**Aim of the task:**
Would you pull out every line of the material that contains the string "Realtor"?

**Supplied data:**

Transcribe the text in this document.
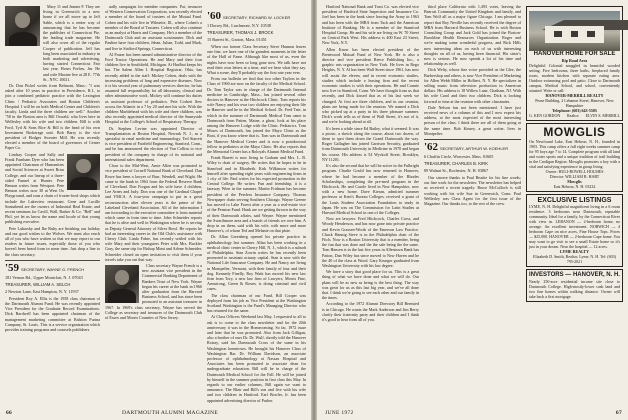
Mary 11 and Jeanne F. They are living in Greenwich in a new home if we all move up to Jeff Sable, which is a center way of announcing that he has become the publisher of Connecticut Pie, the leading trade magazine. He will also cover all of the regular Cooper of publication. Jeff has long been associated in industry in both marketing and advertising, having started Connecticut Fair last year. Hoses Forbes, Jnr. He and wife Maxine live at 28 E. 77th St., NYC 10021.

Dr. Don Pickel writes from Belmont, Mass.: "I was asked after 10 years in practice in Providence, R.I., to join a combined pediatric practice with the Lexington Clinic / Pediatric Associates and Boston Children's Hospital. I will be on both Medical Center and Children's faculty. Linda and the three children are well." Another "58 in the Boston area is Bill Oswald, who lives here in Wellesley with his wife and two children. Bill is with Ford, Tyd & Sons Rice & Bill is the head of his own Investment Brokerage unit. Bob Barry is the vice president of Hodges Sweater Mill. He was recently elected a member of the board of governors of Center Paper Co.

Lindsay Cooper and Sally and Frank Farnham Dyer who has been appointed Chairman of Humanities and Social Sciences at Sweet Briar College, and our lineup of a three-sided Funnel at Hunter. Pete Benson writes from Westport. Pete Benson writes now 30 at West Ox Playground, and runs a chain of frozen-food shops which include the Lakeview restaurant. Gene and Lucille Sonnabend are the owners of Industrial Real Estate, and recent seminars for Cavill, Wall, Barker & Co. "Bell" and Phil, yet let us know the name and locale of that young publishing executive.

Pete Lubarsky and Ike Ruby are finishing our holiday and our good wishes to the Wolves. We must also reach all of you who have written so that we may report to our readers in future issues, especially those of you who haven't been heard from in some time. Just drop a line to the class secretary.

'59 SECRETARY, WAYNE G. FRENCH
181 Vernon Rd., Upper Montclair, N. J. 07043
TREASURER, WILLIAM A. SELCH
2 Newton Lane, East Hampton, N. Y. 11937

President Roy A. Ellis is the 1958 class chairman of the Dartmouth Alumni Fund. He was recently appointed Vice President for the Graduate Record Examinations. Dick Bardwell has been appointed chairman of the management marketing committee at Ralston Purina Company, St. Louis. This is a service organization which provides training programs and counsels publishers.

ually campaigns for member companies. Pat, treasurer of Western Conservation Corporation, was recently elected a member of the board of trustees of the Mutual Fund. Cohen and his wife live in Wilmette, Ill., where Cohen's a member of the Board of Trustees. Cohen will also continue as an analyst at Harris and Company. He's a member of the Dartmouth Club and an assistant scoutmaster. Dick and Pauline have four children, Jehan, Julian, Todd, and Mark, and live in Stafford Springs, Connecticut.

Al Frazer has been named administrative director of the Ford Tractor Operations. He and Mary and their four children live in Southfield, Michigan. At Hurlbut keeps his hat. The Salem Allen I. Hospital Registrar, Ohio, has recently added to the staff: Mickey Cohen, deals with the increasing problems of long and expensive diseases. Now it is his second year of pulmonary services director, he has assumed full responsibility for all laboratory, clinical and other administrative work. Mickey will continue his duties as assistant professor of pediatrics. Pete Corbett flew across the Atlantic in a 7 by 20 and met his wife. With the children Marblehead with his wife and three children, was also recently appointed medical director of the Sunnyside Hospital at the College's School of Respiratory Therapy.

Dr. Stephen Levine was appointed Director of Transplantation at Boston Hospital, Newark N. J., as a specialist in renal medicine and immunology. Ted Starrett is vice president of Fairfield Engineering, Stanford, Conn., and he has announced the election of Van Collins to vice president of the company in charge of its national and international sales department.

Close to the Mid-West, Arnie Allen was promoted to vice president of Cornell National Bank of Cleveland. Dan Rowe has been a lawyer of Burr, Wendell, and Wight. He came to the bank in 1963 from the Federal Reserve Bank of Cleveland. Don Forgan and his wife have 4 children, Lee Arnes and Judy. Don was one of the Cardinal Chapel and YMCA. A four-year campaign to put in a great reconstruction after eleven years is the prime of the Lakeland Cleveland Association. All of the information I am forwarding to the executive committee is from material which came in from time to time. John Schneider reports that he is alive and well in Washington where he is serving as Deputy General Attorney of Silver Bowl. He reports he had an interesting career in the Old Club's assistance with Cherry Club. Linda Fabre, has recently settled with his wife Mary and their youngsters Peter with Mrs. Buckler Gray, the same trip for Bishop Mimi and Arlene Schneider. Schneider closed an open invitation to visit them if your travels take you out that way.

Class secretary Wayne French is a new assistant vice president in the Commercial Banking Department of Bankers Trust of New York. Wayne began his career at the bank in 1966 after graduation from the Harvard Business School, and has since been promoted to an assistant treasurer in 1967. In 1969's class secretary, Wayne has served the College as secretary and treasurer of the Dartmouth Club of Essex and Morris Counties of New Jersey.

'60 SECRETARY, RICHARD W. LOCKER
1 Dorsey Rd., Larchmont, N.Y. 10538
TREASURER, THOMAS J. BROCK
15 Barrett St., Groton, Mass. 01451

When our former Class Secretary Steve Hannon leaves one fine, we have one of the grandest moments in the letter of the Hall of Fame. Although like most of us, even the nights have now been so long gone now. We talk have not read their own letters at a time, and we hear what they say. What a scene, they'll probably say the first rate year ever.

From our bulletin we find that two other Taylors in the Class of 1960 are now on the faculty of the Medical School. Dr. Tom Taylor was in charge of the Dartmouth Internal medicine in Cambridge, Mass., has joined several other doctors in Hanover at the Hitchcock Clinic. Tom reports his wife Nancy and his own two children are enjoying their life in Hanover and he in the Medical School. Dr. Fred Tate, in which in the summer of Dartmouth Medical Tom came to Dartmouth from Patten, Maine, a ghost, look at his place among the Hanover Lodge with the Clinic. Pediatrics. Tom Moses of Dartmouth, has joined the Mayo Clinic as the Boat, if you know where that is. Tom was in Dartmouth and the Hanover Medical Center and is now a postdoctoral fellow in pediatrics at the Mayo Clinic. He also reports that the Memorial Center has a Roloyals Alumni Medical Fund.

Frank Barrett is now living in Gorham and Mrs. L. B. Wiley is chair of surgery. He writes that he hopes to be in Stamford and in Elizabeth. Kirk Wilkinson writes for himself after spending eight years with engineering firms in 1 city of life. Paul writes for his expected promotion in the Central College. He writes: Fun and friendship, it is a faraway Wien in the summer. Martin Fridman has become president of the Peerless Insurance Company. Thomas Newspaper chain serving Southern Chicago. Wayne Greene has moved to Lake Forest after a year as a real-estate vice of the Pension Fund. Hank are we getting thrown in the way of their Dartmouth affairs, said Wayne. Wayne mentioned the Swarthmore area and a bunch of friends we owe him. A drop in on them, said with his wife, with more and more Hanover's, of whom Ted and Melanie on that plate.

Dr. Allan Greenberg opened his private practice in ophthalmology last summer. Allan has been working in a medical clinic center in Cherry Hill, N. J., which is a suburb of Philadelphia. Stan Zowin writes he has recently been promoted to assistant actuary capital. Stan is now with the National Life Insurance Company. He and Nancy are living in Montpelier, Vermont, with their family of four and their dog. Kennedy Finelly, Roy Waitt has moved his new law firm from Tory, a new law firm of Lawyers, Morris Fine, Armstrong, Green & Rosen, is doing criminal and civil cases.

The class chairman of our Fund, Bill Cooper was deployed from his job as Vice President at the Washington Scotland Washington is the Fund's Managing Director who has returned for the same.

At Class Officers Weekend last May, I requested to all to ask is to come to the class newsletter and for the 20th anniversary it was in the Homecoming. So far, 1972 issue and later that he was promoted. Also from Jack Gilligan, also a brother of ours Dr. Dr. Wulf, shortly told the Hanover Rotary, said his Dartmouth Cross of the same in his Washington hometown. He brought his Hanover Class of Washington Bar. Dr. William Davidson, an associate professor of ophthalmology at Nassau Hospital and Associates has been promoted to associate dean for undergraduate education. Bill will be in charge of the Dartmouth Medical School for the Fall. He will be joined by himself in the summer position in first class this May. In regards to our earlier columns, Bill again we want to announce. The Blair and Bill's son and five with his wife and two children in Hartford. Earl Bowler, Jr. has been appointed advertising director of Parker.

66	DARTMOUTH ALUMNI MAGAZINE

Hartford National Bank and Trust Co. was elected vice president of Hartford State Inspection and Insurance Co. Joel has been in the bank since leaving the Army in 1963 and has been with the MBA from Tuck and the American Institute of Banking. He is a member of the Stamford Hospital Group. He and his wife are living on W. 70 Street on Central Park West. His address is 400 East 23 Street, New York, N.Y.

Allen Knorr has been elected president of the Brentwood Mutual Fund of New York. He is also a director and vice president Reece Publishing Inc., a graphic arts organization in New York. He lives in Rego Heights, N. Y. Al has been Wall Street since 1961, has now will assist the eleven, and in recent economic studies, studies which include a leasing firm and the recent economic studies is with their operations. He and Connie now live in Stamford, Conn. We have thought from us that recently, and Dick kissed that as of his last week we changed. At first are three children, and in our reunion, plans are being made for the reunion. We named a Dick who picked up at a party in his three pleasure summer. Dick's work tells us of them of Wall Street, it's not of it, and we're looking ahead at all.

It's been a while since Ed Bailey, what it seemed. It was a picnic, a sketch along the course, about two dozen, of them to spot them down the Grand Dartmouth the way. Roger Gallagher has joined Garrison Security, graduated from Dartmouth University in Medicine in 1970 and began his course. His address is 54 Wyckoff Street, Brooklyn, NY 11201.

It's also the second that he will be active in the Fulbright program. Charlie Gould has now returned to Hanover, where he had become a member of the Rhodes Scholarships, completing the pre-med program in the Hitchcock. He and Carole lived in New Hampshire, now with a new home. Dave Kieran, admitted summer professor at Kent's Bureau Colleges, received a grant of the Louis Student Association Foundation to study in Japan. He was on The Commission for Latin Studies at Harvard Medical School in one of the Colleges.

Now are lawyers: Fred Hitchcock, Charles Cross, and Woody Henderson, and has now gone into private practice and Kevin Grassen-Worth of the Emerson Law Practice. Chuck Hannig Steve is in the Philadelphia chair of the Fitch. Now is a Boston University that is a member, being the fun that was done and the the sale being the the same. Tom Hansen is in the last five years in Allentown Bank has Patton, Dan Wiley has since moved to New Haven and he the 40 of the class at Wood. Gary Krueger graduated from Washington University with his law degree.

We have a story that good place for us. This is a great thing of what we have done and what we will do. Our plans will be as new as being is the best thing. The way was great for us as this last big year, and we've all done that. I think we're going to see each other and our family in the times.

According to the 1972 Alumni Directory Bill Bernsted is in Chicago. He wants the Mark Anderson and Jim Berry clarify their fraternity party and their children and I think it's good to hear from all of you.

third place California with 1,493 votes, leaving the Bearcat Community the United Kingdom and family, and Tom Wolf all as a major figure Chicago. I am pleased to report that Roy Neville has recently received the degree of MBA from Harvard Business School. He is with Boston Consulting Group and Jack Gold has joined the Boston-Brookline Health Resources Organization. Roger and we're making some wonderful progress, and Rick Hills now interesting ideas on each of us with interesting thoughts on all of us, having been financial. His sister's now is serious. He now spends a lot of his time and relationship as well.

Dick Welty, whose fine voice provided us the Glee, the Barbershop and others, is now Vice President of Marketing for Allen Webb Miller in Holbert, N. Y. He specializes in selling music from television production in American dollars. His address is 18 Willow Lane, Chatham, NJ. With his wife Carol and their two children, Dick is looking forward to time at the reunion with other classmates.

Dale Nelson has not been mentioned. I have just received news of a column of this and I now expect his address, at the most expected of the most interesting person of the class. I think there are all of them going at the same time. Bob Kinsey, a great writer, lives in Montpelier.

'62 SECRETARY, ARTHUR W. KOEHLER
6 Chaffin Circle, Worcester, Mass. 01605
TREASURER, CHARLES B. KIRK
89 Walnut St., Rochester, N. H. 03867

Our sincere thanks to Paul Beattie for his fine words; our fine work for the newsletter. The newsletter has helped us received a recent tragedy. Bruce McCulloch is still working with his wife Sue in Greenwich, Conn. Paul Wellesley was Class Agent for the first issue of the Magazine. Our thanks too, to the rest of the crew.

HANOVER HOME FOR SALE
Rip Road Area
Delightful Colonial snuggled in beautiful wooded setting. Five bedrooms, three baths, fireplaced family room, modern kitchen with separate eating area. Outdoor swimming pool and patio. Close to Dartmouth campus, Medical School, and school, conveniently situated. Write or call:
HANOVER-MERRILL REALTY
Pease Building, 2 Lebanon Street, Hanover, New Hampshire
Telephone: (603) 643-5505
G. KEN GORDON Realtor ELVIN S. MERRILL
MOWGLIS
On Newfound Lake, East Hebron, N. H., founded in 1903. This camp offers a full eight weeks summer camp for 95 boys age 7 to 14. Complete program with all land and water sports and a unique tradition of trail building in the Cardigan Region. Mowglis promotes a boy with a vital and satisfying experience in group living.
Owner: HULI-ROWELL HOLMES
Director: WILLIAM B. HART
Mowglis
East Hebron, N. H. 03232
EXCLUSIVE LISTINGS
LYME, N. H. Delightful magnificent living in a 6 room residence. 3 bedrooms near Dartmouth, reputable community. Ideal for a family, by the Connecticut River with view in. LEBANON — 2-bedroom home, no acreage. An excellent investment. NORWICH — 4 bedroom Cape on nice acres, Fine House Tops. Prices — $25,000. HANOVER — 2-bedroom Cape home. You may want to go visit to see a small Estate home so it's just in your dream. Near the hospital — 12 acres.
LYME REALTY
Elizabeth D. Smith, Realtor, Lyme, N. H. Tel: (603) 795-2021
INVESTORS — HANOVER, N. H.
Nearly 250-acre residential income site close to Dartmouth College. High-mostly-lower cash land and two fine homes within walking distance. Owner will take back a first mortgage.
JUNE 1972	67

**Answer for this exercise:**
G. KEN GORDON Realtor ELVIN S. MERRILL
Elizabeth D. Smith, Realtor, Lyme, N. H. Tel: (603) 795-2021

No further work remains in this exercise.